-------- Source text
# Back in a Ford



## Polaris425 (Dec 16, 2004)

I'll get more later once I clean her up better. She's got some "character" on her. 

Specs:

2003 F-150 Fx4 Lariat
5.4L
113,500 miles


----------



## 2010Bruterider (Jun 20, 2010)

Looks good. Red trucks are cool. Congrats. And that's not a Bama tag on that bumper is it? Hotty Totty


----------



## 03dsglightning (Jun 18, 2010)

Ford  ftw 


Sent from my iPhone using Tapatalk


----------



## Polaris425 (Dec 16, 2004)

Roll Tide! You know it is! Lol I took it off since it was smashed.


----------



## 06BRUTEFORCE (Jun 17, 2010)

Nice truck, Ford is the only way to go!


----------



## csmith (Apr 26, 2010)

Congrats...I'll send you an LSU plate to cover up that dent, if you want


----------



## Polaris425 (Dec 16, 2004)

Nah the dent looks better. Haha!

Anyone know where I could get a good deal on an aftermarket bumper?


----------



## Mall Crawler (Jan 13, 2009)

Those trucks look sweet with some 33x12.50x17s on those stock wheels.


----------



## Bootlegger (Dec 18, 2008)

I have had great luck outta my Ford Jon. You seen it when I came down..its an 2004 model.


----------



## 08GreenBrute (Jul 13, 2009)

looks good, should have got a bowtie but its still nice j/k


----------



## Eight (Mar 24, 2010)

Nice to have you back John. All that front bumper needs is a lsu plate..lol


----------



## meangreen360 (May 3, 2009)

Nice! I tell you what,you change vehicles like I change under wear!lol Every month that is


----------



## Polaris425 (Dec 16, 2004)

^ HAHA!! you guys are Hi-Larious! :bigok:


I love it so far. And Mall Crawler you're right, I'd LOVE to get some 285's on there, something in an A/T. But these Michelins that are on it, are LITERALLY Brand new! Maybe 100 miles on them. The guy had them put on, drove it like 10 miles, let his broNlaw borrow it he put about 100 miles on it. So they are new new! I wish I knew somewhere that would take them in on even trade for some a/t's but, man they just ride so good and smooth and quiet!

Plus I want to save up for a big sexy bumper for the front.


----------



## Polaris425 (Dec 16, 2004)

Got her all tagged up friday night! :rockn:


----------



## kawa650 (Dec 19, 2008)

Looking good!!!


----------



## Eight (Mar 24, 2010)

What bumper you got in mind John?


----------



## Polaris425 (Dec 16, 2004)

I dunno I Looked at a BUNCH of sites yesterday and the best looking one I found (alien products) I read on a forum that the owner was a joke & owed 1000's of dollars to people who had payed for product and never got it..... so.... not sure I want to jump in that one.
----------------
> **Given instruction A**: Copy out everything in the Ford truck thread from "Nah the dent" down to "those stock wheels.".
> **Given instruction B**: Translate this sentence from the Ford truck thread into Spanish: "Nice truck, Ford is the only way to go!"
None of the items that follow the Ford truck thread are needed.
-------- Data rows
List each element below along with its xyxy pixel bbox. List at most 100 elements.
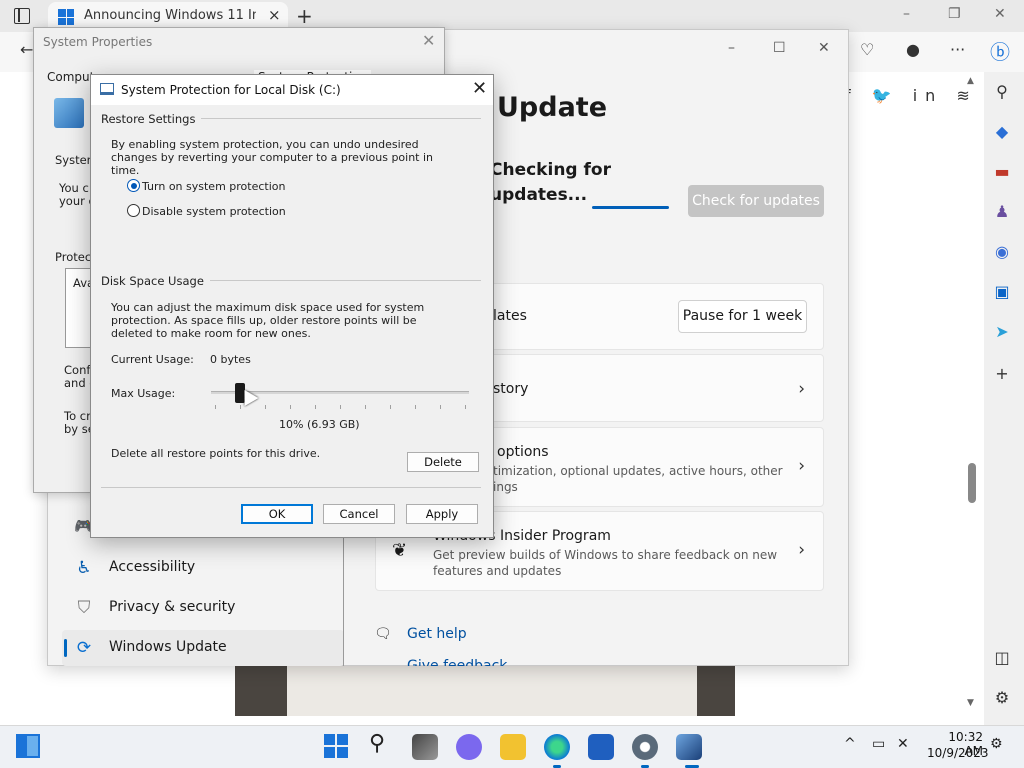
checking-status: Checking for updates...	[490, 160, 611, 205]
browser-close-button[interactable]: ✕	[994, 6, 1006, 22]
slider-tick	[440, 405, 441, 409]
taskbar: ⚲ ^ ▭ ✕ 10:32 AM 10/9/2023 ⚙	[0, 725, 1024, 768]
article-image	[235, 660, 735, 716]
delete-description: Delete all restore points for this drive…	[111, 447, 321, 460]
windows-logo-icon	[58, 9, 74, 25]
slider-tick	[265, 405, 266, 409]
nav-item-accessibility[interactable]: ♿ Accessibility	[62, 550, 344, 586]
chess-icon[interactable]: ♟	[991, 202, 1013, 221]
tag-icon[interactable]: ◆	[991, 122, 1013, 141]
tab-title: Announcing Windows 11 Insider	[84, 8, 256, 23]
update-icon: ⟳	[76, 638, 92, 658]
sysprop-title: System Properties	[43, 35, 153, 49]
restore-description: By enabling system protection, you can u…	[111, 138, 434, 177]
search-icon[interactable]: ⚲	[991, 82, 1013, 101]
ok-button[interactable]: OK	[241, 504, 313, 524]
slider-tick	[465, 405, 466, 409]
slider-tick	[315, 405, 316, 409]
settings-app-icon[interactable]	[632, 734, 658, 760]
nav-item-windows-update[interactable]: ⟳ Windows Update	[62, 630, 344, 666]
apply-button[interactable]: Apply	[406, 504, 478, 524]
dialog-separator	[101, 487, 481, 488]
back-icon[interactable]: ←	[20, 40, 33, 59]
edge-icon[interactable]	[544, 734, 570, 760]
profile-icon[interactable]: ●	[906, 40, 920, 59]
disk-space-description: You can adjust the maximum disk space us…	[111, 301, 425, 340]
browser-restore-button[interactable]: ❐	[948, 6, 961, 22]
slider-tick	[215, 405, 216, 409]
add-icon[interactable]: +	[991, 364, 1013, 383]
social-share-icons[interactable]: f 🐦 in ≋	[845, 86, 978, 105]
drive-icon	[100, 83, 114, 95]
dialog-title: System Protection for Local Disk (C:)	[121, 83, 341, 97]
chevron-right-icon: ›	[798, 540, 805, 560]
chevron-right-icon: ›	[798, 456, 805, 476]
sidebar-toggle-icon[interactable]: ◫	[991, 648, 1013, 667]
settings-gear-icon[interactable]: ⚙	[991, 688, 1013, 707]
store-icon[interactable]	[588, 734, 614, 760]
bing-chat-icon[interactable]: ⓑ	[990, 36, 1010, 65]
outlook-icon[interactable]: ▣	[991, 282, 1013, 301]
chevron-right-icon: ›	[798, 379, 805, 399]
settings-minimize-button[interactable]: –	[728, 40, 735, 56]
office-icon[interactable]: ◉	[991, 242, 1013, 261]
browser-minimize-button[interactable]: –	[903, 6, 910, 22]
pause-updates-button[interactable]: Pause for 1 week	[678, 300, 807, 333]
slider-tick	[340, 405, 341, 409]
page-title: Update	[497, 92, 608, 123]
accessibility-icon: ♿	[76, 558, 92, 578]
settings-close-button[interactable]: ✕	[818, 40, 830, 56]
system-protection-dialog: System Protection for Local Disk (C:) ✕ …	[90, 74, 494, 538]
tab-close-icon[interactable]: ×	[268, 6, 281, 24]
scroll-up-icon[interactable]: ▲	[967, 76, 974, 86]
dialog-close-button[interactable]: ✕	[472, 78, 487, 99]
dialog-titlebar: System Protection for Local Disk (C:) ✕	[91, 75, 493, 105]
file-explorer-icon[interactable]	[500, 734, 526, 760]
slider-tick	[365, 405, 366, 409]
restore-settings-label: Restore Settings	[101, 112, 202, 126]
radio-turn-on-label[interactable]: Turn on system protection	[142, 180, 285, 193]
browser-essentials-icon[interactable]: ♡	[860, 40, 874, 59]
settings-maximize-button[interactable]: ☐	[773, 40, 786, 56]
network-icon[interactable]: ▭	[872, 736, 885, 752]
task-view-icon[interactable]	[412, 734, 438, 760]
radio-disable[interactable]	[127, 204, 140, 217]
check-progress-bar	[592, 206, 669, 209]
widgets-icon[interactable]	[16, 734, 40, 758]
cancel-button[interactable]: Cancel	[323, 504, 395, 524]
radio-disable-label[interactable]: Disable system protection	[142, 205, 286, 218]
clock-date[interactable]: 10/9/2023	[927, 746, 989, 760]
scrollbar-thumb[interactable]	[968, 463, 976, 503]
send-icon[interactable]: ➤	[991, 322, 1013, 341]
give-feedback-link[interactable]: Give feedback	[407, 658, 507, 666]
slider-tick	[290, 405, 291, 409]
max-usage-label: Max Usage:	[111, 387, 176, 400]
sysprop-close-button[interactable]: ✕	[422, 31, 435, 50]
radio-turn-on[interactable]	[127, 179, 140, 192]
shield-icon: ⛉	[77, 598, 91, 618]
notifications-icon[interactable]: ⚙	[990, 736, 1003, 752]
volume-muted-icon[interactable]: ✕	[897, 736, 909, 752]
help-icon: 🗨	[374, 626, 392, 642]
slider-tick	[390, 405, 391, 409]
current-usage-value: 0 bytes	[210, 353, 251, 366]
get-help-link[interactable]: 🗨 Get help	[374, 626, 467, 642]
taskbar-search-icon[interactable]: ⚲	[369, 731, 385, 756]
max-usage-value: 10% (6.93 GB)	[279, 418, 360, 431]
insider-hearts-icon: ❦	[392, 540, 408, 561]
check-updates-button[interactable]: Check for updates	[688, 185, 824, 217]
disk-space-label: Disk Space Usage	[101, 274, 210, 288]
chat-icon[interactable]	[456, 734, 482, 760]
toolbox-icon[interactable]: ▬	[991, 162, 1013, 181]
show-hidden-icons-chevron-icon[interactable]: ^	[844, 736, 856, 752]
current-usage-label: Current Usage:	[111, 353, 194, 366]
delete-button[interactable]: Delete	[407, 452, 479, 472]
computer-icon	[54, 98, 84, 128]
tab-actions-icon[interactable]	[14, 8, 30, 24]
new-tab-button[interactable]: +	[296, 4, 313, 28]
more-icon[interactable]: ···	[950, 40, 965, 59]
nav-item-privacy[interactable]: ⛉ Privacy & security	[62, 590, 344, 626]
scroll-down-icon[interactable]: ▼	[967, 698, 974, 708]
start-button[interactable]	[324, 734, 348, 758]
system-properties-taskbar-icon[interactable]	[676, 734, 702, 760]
----------------
-------- Data rows
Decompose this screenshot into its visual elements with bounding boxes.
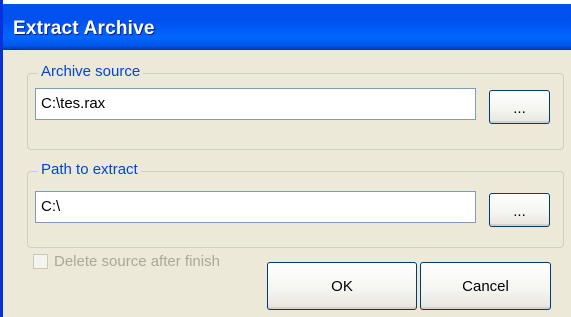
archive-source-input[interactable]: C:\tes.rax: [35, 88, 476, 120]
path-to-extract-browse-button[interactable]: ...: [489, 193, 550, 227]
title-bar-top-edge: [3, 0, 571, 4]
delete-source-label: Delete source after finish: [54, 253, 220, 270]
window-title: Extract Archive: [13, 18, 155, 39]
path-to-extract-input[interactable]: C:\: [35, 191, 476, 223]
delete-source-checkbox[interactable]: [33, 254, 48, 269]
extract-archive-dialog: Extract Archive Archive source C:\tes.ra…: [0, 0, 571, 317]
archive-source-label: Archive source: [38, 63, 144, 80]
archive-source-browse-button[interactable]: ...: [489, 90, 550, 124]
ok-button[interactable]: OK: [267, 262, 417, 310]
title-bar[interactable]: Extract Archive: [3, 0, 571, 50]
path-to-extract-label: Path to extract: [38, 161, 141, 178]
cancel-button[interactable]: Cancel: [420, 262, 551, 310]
----------------
-------- Data rows
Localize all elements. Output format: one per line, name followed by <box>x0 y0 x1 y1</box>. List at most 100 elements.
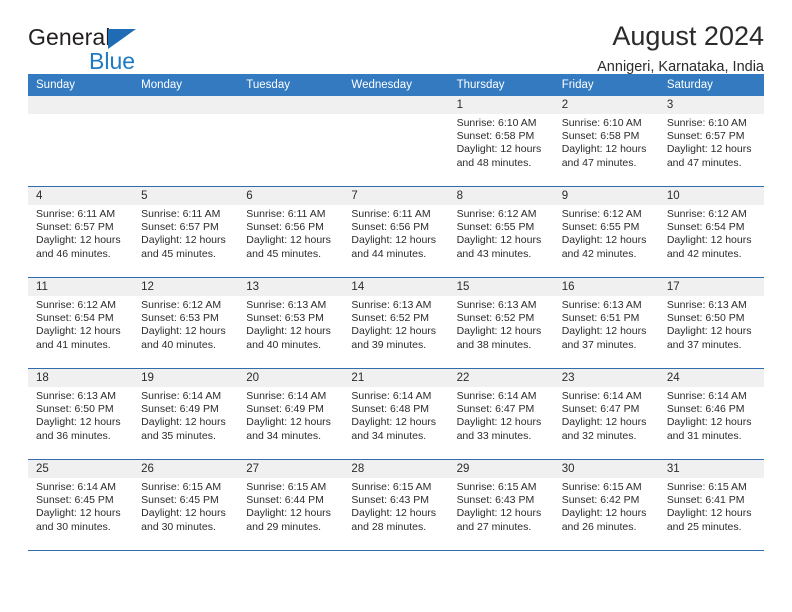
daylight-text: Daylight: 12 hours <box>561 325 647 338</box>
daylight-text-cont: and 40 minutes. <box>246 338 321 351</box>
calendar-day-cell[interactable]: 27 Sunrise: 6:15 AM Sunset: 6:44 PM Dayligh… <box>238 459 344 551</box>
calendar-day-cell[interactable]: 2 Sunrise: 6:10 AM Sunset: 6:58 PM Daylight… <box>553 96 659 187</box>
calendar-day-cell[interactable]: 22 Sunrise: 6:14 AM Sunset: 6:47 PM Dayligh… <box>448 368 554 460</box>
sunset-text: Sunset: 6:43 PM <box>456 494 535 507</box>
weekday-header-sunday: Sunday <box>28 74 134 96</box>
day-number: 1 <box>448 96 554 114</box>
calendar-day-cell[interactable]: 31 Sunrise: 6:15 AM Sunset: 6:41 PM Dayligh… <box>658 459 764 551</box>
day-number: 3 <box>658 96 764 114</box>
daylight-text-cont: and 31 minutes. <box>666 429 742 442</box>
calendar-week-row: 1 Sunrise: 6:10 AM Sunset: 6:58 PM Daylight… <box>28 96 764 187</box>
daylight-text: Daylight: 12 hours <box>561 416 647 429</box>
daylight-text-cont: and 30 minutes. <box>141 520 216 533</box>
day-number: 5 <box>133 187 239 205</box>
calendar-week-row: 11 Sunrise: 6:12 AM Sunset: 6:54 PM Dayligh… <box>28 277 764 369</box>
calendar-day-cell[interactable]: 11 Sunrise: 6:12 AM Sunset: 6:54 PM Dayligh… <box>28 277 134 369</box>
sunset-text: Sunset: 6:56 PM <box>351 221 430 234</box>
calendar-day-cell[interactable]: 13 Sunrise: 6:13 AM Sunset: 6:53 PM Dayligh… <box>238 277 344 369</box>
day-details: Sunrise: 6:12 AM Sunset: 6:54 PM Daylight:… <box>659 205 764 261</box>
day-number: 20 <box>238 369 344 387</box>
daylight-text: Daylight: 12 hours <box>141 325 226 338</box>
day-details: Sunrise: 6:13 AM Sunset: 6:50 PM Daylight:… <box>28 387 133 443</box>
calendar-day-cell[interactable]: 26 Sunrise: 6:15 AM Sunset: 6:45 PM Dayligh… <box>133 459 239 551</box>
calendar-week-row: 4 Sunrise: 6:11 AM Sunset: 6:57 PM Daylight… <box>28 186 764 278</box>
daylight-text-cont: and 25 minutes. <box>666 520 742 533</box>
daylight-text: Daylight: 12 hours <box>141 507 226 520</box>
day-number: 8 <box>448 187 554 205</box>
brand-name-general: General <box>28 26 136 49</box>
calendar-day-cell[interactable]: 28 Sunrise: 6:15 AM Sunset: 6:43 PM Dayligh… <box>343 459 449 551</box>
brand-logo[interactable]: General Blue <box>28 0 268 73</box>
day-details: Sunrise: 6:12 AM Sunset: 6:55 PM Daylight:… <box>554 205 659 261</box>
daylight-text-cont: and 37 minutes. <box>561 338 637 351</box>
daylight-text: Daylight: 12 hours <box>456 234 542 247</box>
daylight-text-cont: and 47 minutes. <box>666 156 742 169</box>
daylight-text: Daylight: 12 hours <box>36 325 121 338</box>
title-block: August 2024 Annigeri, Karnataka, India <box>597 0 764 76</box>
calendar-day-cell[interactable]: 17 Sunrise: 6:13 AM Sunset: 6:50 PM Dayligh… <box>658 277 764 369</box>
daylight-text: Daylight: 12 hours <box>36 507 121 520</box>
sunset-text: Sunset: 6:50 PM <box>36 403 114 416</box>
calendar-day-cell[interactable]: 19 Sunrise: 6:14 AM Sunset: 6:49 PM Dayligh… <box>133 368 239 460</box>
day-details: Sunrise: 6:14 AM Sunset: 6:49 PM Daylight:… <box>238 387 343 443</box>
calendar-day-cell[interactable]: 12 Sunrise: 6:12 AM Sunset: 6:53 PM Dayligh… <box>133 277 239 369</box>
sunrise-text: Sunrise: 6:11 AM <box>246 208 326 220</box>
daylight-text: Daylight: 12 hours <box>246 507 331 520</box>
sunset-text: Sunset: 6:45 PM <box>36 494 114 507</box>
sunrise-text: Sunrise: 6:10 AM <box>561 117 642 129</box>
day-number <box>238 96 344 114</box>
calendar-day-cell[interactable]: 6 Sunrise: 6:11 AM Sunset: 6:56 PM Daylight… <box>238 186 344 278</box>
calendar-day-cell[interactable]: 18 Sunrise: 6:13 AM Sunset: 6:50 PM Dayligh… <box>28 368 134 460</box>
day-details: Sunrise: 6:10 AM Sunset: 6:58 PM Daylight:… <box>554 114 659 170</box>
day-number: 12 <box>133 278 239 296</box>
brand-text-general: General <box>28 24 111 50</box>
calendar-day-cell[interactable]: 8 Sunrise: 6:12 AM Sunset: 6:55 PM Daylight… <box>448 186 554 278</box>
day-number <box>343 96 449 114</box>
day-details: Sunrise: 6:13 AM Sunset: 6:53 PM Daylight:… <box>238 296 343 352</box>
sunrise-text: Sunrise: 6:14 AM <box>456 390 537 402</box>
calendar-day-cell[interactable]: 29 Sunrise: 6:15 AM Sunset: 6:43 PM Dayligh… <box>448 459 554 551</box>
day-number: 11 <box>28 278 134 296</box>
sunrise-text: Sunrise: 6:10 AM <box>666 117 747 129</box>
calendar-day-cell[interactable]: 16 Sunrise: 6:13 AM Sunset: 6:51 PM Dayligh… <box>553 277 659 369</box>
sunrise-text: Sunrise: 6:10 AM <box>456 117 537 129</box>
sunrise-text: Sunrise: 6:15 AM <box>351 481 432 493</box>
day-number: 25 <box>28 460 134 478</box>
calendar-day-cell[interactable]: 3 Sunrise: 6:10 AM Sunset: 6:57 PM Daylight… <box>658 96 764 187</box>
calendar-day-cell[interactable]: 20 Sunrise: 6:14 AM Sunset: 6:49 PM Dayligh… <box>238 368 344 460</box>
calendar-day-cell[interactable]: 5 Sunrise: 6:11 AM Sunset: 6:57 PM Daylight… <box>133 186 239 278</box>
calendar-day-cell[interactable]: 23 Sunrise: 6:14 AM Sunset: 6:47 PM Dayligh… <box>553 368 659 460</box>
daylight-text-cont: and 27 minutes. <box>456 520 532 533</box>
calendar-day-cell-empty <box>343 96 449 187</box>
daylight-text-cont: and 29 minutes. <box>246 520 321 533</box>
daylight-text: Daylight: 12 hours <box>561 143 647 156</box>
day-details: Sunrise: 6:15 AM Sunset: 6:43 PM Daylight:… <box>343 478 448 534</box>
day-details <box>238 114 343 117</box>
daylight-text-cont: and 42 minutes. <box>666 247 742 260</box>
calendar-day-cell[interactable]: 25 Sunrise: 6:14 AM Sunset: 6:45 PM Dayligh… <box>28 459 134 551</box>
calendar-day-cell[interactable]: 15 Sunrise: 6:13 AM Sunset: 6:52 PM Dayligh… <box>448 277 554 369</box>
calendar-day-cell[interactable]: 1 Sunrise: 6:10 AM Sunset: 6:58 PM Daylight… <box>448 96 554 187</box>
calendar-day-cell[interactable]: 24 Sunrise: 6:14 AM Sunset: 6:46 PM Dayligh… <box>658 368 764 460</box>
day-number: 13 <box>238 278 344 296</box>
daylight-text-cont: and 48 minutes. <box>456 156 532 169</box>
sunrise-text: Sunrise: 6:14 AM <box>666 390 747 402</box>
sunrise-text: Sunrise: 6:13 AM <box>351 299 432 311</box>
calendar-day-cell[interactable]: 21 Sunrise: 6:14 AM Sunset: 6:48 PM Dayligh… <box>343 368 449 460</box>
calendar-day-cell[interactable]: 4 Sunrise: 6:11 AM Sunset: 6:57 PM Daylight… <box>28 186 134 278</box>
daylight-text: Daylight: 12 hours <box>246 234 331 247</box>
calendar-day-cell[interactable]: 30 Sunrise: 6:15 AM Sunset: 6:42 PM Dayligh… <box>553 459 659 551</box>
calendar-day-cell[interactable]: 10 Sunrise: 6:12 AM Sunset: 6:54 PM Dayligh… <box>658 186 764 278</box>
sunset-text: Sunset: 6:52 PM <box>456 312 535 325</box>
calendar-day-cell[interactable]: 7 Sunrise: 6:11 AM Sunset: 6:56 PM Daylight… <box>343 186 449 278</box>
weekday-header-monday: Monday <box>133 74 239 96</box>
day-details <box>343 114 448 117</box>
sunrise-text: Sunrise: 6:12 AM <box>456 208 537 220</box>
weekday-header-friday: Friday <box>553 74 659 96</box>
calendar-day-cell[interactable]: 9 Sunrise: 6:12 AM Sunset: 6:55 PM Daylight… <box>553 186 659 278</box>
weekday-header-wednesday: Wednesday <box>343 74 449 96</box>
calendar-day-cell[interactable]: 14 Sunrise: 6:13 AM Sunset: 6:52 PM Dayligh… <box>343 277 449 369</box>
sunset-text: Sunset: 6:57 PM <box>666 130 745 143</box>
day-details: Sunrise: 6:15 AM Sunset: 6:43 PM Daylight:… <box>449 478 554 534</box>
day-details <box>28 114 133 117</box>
----------------
> **Output A**:
Nah the dent looks better. Haha!

Anyone know where I could get a good deal on an aftermarket bumper?


----------



## Mall Crawler (Jan 13, 2009)

Those trucks look sweet with some 33x12.50x17s on those stock wheels.

> **Output B**: ¡Bonita camioneta, Ford es la única opción!